** start of SOURCE MATERIAL **
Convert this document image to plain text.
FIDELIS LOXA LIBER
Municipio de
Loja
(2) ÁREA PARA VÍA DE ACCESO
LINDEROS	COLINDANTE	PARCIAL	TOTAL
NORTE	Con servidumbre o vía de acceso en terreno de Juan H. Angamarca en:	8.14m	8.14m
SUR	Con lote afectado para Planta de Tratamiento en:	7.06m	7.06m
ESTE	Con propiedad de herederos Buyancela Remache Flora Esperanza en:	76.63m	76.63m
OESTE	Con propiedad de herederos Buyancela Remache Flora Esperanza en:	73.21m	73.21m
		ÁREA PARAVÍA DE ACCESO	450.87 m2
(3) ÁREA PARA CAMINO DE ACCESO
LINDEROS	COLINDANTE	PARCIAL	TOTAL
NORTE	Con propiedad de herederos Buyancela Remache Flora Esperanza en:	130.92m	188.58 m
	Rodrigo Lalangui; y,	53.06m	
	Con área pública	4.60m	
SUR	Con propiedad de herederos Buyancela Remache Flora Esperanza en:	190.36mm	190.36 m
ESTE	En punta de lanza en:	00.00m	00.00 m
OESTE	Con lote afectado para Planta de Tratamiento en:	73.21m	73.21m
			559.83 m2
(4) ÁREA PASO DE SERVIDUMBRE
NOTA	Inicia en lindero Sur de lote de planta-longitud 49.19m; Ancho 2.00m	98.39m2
** end of SOURCE MATERIAL **
◆ **AIM**
Repeat the data in its entirety, character for character.

◆ **RESPONSE TO THE EXERCISE**
Convert this document image to plain text.
FIDELIS LOXA LIBER
Municipio de
Loja
(2) ÁREA PARA VÍA DE ACCESO
LINDEROS	COLINDANTE	PARCIAL	TOTAL
NORTE	Con servidumbre o vía de acceso en terreno de Juan H. Angamarca en:	8.14m	8.14m
SUR	Con lote afectado para Planta de Tratamiento en:	7.06m	7.06m
ESTE	Con propiedad de herederos Buyancela Remache Flora Esperanza en:	76.63m	76.63m
OESTE	Con propiedad de herederos Buyancela Remache Flora Esperanza en:	73.21m	73.21m
		ÁREA PARAVÍA DE ACCESO	450.87 m2
(3) ÁREA PARA CAMINO DE ACCESO
LINDEROS	COLINDANTE	PARCIAL	TOTAL
NORTE	Con propiedad de herederos Buyancela Remache Flora Esperanza en:	130.92m	188.58 m
	Rodrigo Lalangui; y,	53.06m	
	Con área pública	4.60m	
SUR	Con propiedad de herederos Buyancela Remache Flora Esperanza en:	190.36mm	190.36 m
ESTE	En punta de lanza en:	00.00m	00.00 m
OESTE	Con lote afectado para Planta de Tratamiento en:	73.21m	73.21m
			559.83 m2
(4) ÁREA PASO DE SERVIDUMBRE
NOTA	Inicia en lindero Sur de lote de planta-longitud 49.19m; Ancho 2.00m	98.39m2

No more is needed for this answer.